__练习文本__.
试验用海南文昌鸡4只经处死后，采集肠道粘膜及内容物，分别放于不同编号的10 mL试管内，4 ℃保存备用。

MRS琼脂培养基、MRS肉汤培养基和LB肉汤培养基均购自青岛海博生物技术有限公司。细菌基因组提取试剂盒购自北京全式金生物有限公司。Golden Star T6 Super PCR Mix (1.1×) 购自北京擎科生物科技有限公司。

菌株均由本实验室提供，信息如表1所示，标准菌株于−80 ℃低温保存，保存完好，未被污染。

电子天平（PA2004C，上海佑科仪器仪表有限公司）；立式压力蒸汽灭菌器（YXQ.L-75，鸡西市辰丰医疗器械制造有限公司）；恒温培养摇床（FS-70B，黄骅菲斯福实验仪器有限公司）；微波炉（20MX34-L，中山东菱威力电器有限公司）；冰箱（BCD-218STPS，海尔智家股份有限公司）；电热鼓风干燥箱（WGL-230B，黄骅菲斯福实验仪器有限公司）；超净工作台（SW-CJ-2F，苏州净化设备有限公司）；医用低温箱（MDF-U5386S，松下健康医疗器械有限公司）等。

按照试剂盒说明书提取菌株的DNA，保存于−20 ℃备用。

扩增菌株16S rRNA基因序列所用的引物如表2所示。

取1 g肠道内容物，溶入到生理盐水中，摇匀，以10倍为梯度，逐渐稀释到10⁻⁵，取最后2～3个稀释梯度的液体20 μL，利用涂布棒涂到已加入2% CaCO₃的MRS固体培养基上，利用封口膜封口，37 ℃下放置2 d。挑选形态较好且产生钙圈的单菌落置于MRS肉汤培养基中，继续培养16～24 h，将菌液接种到平板上培养2 d，即完成1次纯化。纯化3次之后，获得形态较为一致的菌落。取已培养16～24 h的菌液与50%的灭菌丙三醇等量，加入到2 mL小离心管中进行混合，设置3个重复，做好标记，放超低温冰箱内备用。

__任务说明__. 把上面这段实验方法从“菌株均由本实验室提供，信息如”开始，一直到“下健康医疗器械有限公司）等。”为止，一字不改地照抄下来。 后面的数据行在这里用不上。

__原始数据__.
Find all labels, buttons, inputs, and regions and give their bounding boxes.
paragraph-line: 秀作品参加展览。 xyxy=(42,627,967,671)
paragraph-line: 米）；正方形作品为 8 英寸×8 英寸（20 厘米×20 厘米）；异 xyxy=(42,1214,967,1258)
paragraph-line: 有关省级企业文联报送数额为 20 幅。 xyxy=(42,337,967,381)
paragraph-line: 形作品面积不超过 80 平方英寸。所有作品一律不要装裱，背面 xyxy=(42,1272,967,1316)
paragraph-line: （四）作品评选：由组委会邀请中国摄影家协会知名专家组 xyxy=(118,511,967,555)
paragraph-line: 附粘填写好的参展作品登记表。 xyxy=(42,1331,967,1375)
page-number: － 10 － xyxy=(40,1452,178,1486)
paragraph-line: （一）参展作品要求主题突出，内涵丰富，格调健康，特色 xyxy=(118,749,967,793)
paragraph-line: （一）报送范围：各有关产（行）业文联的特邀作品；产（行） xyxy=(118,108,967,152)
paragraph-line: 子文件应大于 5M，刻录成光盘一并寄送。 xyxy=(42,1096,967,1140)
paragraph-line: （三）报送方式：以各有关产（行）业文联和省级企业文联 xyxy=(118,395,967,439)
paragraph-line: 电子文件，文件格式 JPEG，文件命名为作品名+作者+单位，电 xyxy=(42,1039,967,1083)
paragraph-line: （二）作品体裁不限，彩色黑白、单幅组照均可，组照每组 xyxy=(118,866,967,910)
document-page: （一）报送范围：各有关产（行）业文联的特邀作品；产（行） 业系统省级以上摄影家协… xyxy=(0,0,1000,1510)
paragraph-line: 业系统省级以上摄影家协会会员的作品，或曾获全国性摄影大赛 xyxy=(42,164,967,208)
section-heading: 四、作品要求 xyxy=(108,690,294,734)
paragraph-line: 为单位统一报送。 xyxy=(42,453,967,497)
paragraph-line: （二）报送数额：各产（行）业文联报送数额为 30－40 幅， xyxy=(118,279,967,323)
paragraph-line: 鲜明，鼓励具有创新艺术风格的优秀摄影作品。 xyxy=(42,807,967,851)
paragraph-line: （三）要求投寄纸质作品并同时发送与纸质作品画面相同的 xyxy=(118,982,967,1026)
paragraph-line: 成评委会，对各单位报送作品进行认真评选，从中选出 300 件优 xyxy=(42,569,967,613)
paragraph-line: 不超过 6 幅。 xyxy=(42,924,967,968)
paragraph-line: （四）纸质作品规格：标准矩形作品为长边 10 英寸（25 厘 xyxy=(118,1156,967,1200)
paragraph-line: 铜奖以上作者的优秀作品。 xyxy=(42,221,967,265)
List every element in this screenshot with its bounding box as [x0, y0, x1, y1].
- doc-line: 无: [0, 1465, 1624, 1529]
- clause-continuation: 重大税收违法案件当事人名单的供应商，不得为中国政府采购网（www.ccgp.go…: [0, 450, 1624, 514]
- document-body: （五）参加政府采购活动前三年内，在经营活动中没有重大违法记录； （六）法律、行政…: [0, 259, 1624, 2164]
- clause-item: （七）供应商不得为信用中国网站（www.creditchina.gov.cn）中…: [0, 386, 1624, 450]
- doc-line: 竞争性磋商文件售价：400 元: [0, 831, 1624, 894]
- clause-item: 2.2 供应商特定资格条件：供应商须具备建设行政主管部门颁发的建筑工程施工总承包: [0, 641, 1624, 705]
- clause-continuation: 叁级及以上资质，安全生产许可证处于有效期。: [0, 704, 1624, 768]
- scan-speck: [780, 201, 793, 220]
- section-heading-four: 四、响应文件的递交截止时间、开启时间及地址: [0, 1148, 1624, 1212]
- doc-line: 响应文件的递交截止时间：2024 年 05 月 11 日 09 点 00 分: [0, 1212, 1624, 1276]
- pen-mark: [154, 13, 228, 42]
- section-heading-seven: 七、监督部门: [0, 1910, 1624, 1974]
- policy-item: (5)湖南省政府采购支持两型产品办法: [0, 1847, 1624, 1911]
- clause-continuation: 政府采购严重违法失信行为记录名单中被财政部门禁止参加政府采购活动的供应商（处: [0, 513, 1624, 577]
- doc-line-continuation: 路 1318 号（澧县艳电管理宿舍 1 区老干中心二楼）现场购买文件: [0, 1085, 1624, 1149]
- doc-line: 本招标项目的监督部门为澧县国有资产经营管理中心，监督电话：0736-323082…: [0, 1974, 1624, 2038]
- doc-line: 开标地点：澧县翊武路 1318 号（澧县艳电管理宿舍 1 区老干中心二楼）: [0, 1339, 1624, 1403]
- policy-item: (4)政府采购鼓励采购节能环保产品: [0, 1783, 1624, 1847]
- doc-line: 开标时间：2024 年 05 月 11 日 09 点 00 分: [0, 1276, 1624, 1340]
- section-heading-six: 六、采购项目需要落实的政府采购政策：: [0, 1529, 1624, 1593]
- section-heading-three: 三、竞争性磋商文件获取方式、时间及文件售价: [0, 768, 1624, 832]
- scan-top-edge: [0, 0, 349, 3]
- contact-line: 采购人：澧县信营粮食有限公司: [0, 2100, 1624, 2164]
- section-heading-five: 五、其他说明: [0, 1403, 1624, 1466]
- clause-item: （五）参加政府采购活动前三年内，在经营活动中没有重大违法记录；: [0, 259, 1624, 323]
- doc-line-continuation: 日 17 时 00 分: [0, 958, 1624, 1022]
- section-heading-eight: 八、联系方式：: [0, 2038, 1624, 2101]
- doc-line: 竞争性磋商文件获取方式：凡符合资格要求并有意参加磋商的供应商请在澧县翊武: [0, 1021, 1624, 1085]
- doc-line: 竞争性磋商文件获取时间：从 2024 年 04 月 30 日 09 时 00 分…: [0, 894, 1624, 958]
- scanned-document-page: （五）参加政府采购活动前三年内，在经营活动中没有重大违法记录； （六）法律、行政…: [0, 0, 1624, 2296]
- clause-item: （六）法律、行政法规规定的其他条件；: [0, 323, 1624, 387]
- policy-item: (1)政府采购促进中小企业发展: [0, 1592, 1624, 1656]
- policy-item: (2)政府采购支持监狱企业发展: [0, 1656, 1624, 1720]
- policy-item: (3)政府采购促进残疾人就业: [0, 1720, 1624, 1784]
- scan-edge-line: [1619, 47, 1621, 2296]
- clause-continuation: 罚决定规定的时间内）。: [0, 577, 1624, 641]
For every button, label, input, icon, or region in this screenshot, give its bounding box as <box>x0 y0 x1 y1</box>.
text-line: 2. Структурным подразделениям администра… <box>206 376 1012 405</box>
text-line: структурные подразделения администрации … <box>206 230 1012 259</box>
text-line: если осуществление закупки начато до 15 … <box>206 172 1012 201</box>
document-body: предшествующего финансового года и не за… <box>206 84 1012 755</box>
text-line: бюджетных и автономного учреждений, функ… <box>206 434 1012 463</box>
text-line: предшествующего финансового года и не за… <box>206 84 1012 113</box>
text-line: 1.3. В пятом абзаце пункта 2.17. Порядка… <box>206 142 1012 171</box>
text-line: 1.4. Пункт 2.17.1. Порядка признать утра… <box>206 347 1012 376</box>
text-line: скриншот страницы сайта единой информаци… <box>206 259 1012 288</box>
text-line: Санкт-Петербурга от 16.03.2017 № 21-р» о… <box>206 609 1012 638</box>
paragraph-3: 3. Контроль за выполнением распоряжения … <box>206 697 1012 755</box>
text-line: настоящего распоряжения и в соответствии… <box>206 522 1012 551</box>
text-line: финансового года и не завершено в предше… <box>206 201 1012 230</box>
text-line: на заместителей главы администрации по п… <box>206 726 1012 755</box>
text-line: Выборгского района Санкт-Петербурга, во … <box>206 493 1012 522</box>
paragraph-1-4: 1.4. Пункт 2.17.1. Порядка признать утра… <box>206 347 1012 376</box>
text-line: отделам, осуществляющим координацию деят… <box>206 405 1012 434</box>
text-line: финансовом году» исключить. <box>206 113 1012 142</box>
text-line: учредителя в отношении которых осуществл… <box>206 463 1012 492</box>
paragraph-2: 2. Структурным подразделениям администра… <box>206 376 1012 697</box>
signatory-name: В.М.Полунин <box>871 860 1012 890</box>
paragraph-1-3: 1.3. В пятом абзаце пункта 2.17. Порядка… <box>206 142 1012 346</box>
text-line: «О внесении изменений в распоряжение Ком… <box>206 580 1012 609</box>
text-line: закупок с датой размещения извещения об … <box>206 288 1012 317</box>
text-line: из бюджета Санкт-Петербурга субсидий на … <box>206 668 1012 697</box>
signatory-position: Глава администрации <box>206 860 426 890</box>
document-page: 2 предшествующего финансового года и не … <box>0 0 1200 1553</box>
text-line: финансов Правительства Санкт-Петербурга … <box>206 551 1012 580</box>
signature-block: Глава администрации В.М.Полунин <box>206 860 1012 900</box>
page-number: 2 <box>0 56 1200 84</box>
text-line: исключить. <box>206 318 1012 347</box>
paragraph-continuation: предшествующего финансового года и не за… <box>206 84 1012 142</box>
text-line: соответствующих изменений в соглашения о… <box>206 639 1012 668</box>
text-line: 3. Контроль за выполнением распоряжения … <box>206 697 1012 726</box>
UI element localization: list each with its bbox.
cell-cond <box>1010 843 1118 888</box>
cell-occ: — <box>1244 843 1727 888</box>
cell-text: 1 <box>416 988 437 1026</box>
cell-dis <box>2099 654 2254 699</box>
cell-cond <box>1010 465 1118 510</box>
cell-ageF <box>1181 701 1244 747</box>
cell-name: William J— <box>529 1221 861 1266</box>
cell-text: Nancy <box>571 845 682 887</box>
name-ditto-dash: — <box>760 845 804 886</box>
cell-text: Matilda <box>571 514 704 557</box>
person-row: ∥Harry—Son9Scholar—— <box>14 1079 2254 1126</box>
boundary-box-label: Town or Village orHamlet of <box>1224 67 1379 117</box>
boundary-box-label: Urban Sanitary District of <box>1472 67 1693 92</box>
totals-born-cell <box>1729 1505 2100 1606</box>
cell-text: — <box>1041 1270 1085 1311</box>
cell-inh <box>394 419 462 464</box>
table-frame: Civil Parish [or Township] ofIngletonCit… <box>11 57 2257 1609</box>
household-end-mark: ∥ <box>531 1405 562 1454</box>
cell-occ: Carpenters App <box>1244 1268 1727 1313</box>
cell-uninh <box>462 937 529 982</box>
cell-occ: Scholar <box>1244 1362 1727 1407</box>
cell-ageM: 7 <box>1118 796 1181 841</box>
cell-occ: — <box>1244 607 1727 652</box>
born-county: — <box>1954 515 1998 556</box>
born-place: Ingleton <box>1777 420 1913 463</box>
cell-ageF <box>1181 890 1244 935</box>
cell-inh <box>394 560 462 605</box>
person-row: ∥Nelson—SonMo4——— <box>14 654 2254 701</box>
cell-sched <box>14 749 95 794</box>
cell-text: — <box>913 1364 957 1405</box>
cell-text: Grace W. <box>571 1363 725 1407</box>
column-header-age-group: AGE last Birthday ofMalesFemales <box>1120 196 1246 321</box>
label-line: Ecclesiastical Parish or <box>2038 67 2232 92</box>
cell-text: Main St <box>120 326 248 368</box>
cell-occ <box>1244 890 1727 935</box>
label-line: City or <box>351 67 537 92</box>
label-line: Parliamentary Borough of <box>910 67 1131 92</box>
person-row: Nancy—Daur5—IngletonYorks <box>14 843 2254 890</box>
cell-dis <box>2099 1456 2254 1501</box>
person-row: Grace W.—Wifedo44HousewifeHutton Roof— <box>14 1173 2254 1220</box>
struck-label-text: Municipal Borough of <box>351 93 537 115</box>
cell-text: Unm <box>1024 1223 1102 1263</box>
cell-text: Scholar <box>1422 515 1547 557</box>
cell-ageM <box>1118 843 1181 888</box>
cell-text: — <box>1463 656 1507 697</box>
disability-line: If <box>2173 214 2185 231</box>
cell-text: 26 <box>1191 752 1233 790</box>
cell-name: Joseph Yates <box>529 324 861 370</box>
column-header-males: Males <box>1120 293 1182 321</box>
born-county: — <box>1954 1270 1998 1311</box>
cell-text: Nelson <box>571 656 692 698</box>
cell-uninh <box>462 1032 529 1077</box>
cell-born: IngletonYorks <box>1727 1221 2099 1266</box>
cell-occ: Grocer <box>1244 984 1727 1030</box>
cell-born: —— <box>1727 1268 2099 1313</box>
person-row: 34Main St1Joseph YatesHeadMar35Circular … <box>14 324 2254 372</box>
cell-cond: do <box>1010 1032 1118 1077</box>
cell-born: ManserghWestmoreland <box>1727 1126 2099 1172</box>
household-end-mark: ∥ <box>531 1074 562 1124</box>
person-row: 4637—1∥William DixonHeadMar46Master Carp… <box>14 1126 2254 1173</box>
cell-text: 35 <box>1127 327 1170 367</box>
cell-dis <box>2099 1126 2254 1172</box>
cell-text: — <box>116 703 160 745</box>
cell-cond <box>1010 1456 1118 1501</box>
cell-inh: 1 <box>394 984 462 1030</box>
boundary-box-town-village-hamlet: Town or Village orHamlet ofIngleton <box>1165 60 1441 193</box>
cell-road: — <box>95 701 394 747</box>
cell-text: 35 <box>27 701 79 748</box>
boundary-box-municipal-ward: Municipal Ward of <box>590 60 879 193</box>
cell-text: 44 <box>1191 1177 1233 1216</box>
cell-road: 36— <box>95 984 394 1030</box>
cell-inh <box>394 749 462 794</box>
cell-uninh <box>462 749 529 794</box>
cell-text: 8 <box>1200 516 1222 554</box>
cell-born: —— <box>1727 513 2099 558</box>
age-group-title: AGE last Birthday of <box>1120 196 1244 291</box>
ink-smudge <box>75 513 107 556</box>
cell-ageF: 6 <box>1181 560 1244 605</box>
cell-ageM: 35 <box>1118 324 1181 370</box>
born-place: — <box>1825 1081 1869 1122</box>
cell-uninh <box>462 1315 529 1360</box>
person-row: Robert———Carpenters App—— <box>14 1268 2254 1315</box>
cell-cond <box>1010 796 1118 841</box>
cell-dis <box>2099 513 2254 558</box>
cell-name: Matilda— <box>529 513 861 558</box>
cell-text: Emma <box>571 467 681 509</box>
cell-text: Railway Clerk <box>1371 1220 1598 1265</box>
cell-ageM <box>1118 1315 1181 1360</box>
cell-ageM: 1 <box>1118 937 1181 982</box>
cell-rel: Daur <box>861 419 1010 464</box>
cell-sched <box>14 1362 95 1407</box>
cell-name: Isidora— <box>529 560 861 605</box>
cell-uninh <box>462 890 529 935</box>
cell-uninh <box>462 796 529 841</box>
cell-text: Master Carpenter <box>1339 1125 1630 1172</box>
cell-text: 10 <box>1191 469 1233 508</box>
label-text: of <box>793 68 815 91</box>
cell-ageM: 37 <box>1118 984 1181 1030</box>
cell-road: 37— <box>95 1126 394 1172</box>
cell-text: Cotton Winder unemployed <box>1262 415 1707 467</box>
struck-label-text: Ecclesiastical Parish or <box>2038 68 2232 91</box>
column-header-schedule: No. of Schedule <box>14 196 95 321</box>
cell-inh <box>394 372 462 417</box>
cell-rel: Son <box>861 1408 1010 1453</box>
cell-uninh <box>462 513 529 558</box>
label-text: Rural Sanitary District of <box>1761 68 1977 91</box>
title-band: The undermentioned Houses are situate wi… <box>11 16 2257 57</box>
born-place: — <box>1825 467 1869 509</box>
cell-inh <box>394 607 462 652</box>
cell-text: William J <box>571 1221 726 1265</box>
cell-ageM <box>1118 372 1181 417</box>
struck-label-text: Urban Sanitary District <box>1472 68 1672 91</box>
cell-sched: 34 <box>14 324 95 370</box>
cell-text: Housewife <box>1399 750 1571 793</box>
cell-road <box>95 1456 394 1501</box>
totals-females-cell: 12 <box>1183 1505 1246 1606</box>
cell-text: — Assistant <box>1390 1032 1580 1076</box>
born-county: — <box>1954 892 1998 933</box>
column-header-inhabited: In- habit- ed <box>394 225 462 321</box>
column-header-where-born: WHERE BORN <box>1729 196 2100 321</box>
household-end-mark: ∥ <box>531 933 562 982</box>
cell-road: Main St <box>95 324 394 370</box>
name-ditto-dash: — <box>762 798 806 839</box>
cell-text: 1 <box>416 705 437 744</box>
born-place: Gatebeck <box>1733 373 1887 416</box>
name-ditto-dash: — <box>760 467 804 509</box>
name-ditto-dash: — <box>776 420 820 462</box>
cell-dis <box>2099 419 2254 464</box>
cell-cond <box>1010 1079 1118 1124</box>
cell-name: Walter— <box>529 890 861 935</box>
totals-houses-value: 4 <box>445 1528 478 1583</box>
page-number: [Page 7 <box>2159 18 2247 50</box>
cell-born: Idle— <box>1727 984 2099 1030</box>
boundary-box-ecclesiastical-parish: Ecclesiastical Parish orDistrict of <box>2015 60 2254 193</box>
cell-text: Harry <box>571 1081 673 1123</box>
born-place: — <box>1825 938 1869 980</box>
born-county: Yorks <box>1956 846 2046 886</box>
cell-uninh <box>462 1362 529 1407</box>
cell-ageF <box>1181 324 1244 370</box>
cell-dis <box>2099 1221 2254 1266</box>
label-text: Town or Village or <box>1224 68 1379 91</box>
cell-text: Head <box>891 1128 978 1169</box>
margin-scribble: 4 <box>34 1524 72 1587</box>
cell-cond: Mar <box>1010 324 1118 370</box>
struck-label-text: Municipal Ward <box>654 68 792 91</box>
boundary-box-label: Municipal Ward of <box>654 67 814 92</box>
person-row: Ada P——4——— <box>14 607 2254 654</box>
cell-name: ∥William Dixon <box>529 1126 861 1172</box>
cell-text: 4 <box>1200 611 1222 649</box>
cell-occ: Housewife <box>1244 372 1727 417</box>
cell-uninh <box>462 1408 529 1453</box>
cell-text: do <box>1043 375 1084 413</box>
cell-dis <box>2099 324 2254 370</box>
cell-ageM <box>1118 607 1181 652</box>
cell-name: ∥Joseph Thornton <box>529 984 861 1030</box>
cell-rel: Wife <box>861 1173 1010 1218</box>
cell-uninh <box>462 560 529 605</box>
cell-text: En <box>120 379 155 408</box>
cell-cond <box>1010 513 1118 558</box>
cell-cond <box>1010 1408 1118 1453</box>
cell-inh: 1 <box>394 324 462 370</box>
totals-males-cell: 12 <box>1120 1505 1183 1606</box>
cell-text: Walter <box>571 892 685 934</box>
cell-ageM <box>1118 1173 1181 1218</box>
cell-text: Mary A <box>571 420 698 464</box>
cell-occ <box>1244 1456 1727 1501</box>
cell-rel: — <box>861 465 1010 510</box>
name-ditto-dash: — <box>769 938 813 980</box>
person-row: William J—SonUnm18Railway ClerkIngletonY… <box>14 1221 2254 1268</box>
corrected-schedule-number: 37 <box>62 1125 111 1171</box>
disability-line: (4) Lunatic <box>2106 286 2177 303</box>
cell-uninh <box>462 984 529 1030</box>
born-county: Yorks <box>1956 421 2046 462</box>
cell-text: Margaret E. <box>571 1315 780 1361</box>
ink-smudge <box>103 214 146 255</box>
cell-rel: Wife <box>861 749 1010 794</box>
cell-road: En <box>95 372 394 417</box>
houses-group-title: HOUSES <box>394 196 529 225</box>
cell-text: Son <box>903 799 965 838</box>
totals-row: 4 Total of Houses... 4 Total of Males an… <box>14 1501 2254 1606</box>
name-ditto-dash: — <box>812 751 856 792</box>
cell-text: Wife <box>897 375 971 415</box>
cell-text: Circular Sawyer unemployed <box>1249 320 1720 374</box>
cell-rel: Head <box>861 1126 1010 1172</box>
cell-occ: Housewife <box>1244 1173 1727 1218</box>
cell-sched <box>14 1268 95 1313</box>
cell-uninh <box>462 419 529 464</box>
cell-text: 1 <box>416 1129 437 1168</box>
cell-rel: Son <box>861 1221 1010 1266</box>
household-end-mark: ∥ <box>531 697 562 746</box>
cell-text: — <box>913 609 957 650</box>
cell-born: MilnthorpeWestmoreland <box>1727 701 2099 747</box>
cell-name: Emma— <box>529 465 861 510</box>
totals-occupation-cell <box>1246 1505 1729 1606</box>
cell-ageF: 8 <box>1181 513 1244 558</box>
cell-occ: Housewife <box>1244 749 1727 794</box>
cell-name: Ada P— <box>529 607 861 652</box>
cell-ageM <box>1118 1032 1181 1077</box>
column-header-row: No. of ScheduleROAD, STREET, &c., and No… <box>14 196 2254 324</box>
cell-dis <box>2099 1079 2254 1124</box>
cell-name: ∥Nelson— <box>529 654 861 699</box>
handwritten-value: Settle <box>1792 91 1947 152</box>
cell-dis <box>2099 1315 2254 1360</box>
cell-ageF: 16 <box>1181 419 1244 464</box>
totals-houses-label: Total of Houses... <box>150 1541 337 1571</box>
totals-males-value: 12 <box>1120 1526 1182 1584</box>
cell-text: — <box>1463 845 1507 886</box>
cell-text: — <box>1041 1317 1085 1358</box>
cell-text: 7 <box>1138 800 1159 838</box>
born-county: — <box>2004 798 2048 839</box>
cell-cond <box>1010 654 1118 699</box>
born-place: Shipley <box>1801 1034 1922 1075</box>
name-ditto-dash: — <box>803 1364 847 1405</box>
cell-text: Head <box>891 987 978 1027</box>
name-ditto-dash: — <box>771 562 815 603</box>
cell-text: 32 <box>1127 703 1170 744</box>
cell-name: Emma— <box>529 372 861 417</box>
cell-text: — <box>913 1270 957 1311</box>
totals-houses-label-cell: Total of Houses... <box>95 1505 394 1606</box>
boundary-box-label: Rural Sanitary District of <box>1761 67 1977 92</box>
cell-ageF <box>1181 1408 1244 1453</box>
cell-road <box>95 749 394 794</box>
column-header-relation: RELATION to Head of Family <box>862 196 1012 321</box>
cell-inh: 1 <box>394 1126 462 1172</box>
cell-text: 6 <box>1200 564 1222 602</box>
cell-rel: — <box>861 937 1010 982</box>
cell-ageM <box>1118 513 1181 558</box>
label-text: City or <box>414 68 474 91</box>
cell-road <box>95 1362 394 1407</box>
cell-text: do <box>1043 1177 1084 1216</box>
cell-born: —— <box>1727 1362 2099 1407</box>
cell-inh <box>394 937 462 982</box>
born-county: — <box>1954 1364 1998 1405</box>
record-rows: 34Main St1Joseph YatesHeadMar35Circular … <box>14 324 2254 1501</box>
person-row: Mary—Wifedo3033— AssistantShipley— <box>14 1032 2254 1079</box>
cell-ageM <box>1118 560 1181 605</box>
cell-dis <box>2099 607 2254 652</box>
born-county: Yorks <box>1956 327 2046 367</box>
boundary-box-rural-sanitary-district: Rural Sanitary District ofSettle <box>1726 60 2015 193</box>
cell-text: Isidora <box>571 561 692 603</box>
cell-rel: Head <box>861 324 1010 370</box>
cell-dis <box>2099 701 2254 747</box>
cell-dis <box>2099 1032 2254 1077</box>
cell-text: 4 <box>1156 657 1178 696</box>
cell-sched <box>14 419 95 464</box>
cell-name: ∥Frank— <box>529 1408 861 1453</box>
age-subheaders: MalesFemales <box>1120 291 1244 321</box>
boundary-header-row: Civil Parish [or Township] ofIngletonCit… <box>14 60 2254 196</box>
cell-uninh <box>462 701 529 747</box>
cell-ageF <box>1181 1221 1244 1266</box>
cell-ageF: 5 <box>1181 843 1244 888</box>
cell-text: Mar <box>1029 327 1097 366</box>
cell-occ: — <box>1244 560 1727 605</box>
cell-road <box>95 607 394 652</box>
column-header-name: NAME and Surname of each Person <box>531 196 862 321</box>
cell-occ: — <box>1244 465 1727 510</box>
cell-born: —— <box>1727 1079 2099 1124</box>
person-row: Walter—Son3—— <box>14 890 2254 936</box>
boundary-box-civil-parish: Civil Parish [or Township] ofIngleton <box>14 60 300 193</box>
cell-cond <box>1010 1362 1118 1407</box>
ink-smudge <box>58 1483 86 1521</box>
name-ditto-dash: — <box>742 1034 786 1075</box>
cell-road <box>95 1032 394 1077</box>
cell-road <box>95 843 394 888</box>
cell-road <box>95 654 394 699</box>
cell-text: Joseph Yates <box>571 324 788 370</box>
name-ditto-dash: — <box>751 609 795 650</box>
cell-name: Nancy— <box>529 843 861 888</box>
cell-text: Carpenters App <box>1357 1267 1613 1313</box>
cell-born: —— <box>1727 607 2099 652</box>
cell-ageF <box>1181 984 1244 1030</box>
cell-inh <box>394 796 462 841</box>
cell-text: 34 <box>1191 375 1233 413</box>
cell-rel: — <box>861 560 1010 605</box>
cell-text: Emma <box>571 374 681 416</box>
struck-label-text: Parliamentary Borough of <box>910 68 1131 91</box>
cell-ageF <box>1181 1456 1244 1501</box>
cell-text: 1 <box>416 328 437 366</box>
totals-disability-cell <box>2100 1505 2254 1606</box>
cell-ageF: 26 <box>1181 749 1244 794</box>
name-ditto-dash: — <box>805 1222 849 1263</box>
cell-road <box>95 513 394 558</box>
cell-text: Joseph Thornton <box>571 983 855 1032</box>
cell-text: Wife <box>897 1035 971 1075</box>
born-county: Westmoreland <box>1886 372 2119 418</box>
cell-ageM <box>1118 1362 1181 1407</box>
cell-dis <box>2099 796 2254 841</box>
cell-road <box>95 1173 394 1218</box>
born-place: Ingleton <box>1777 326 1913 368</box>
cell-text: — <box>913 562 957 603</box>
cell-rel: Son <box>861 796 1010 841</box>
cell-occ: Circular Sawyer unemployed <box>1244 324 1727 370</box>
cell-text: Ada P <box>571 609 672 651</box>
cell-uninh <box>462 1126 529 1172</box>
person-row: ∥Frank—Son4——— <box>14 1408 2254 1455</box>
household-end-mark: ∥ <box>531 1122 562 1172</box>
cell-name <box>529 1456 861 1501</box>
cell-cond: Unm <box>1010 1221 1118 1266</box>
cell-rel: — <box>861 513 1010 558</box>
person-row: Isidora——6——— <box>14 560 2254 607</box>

__练习结果__.
菌株均由本实验室提供，信息如表1所示，标准菌株于−80 ℃低温保存，保存完好，未被污染。

电子天平（PA2004C，上海佑科仪器仪表有限公司）；立式压力蒸汽灭菌器（YXQ.L-75，鸡西市辰丰医疗器械制造有限公司）；恒温培养摇床（FS-70B，黄骅菲斯福实验仪器有限公司）；微波炉（20MX34-L，中山东菱威力电器有限公司）；冰箱（BCD-218STPS，海尔智家股份有限公司）；电热鼓风干燥箱（WGL-230B，黄骅菲斯福实验仪器有限公司）；超净工作台（SW-CJ-2F，苏州净化设备有限公司）；医用低温箱（MDF-U5386S，松下健康医疗器械有限公司）等。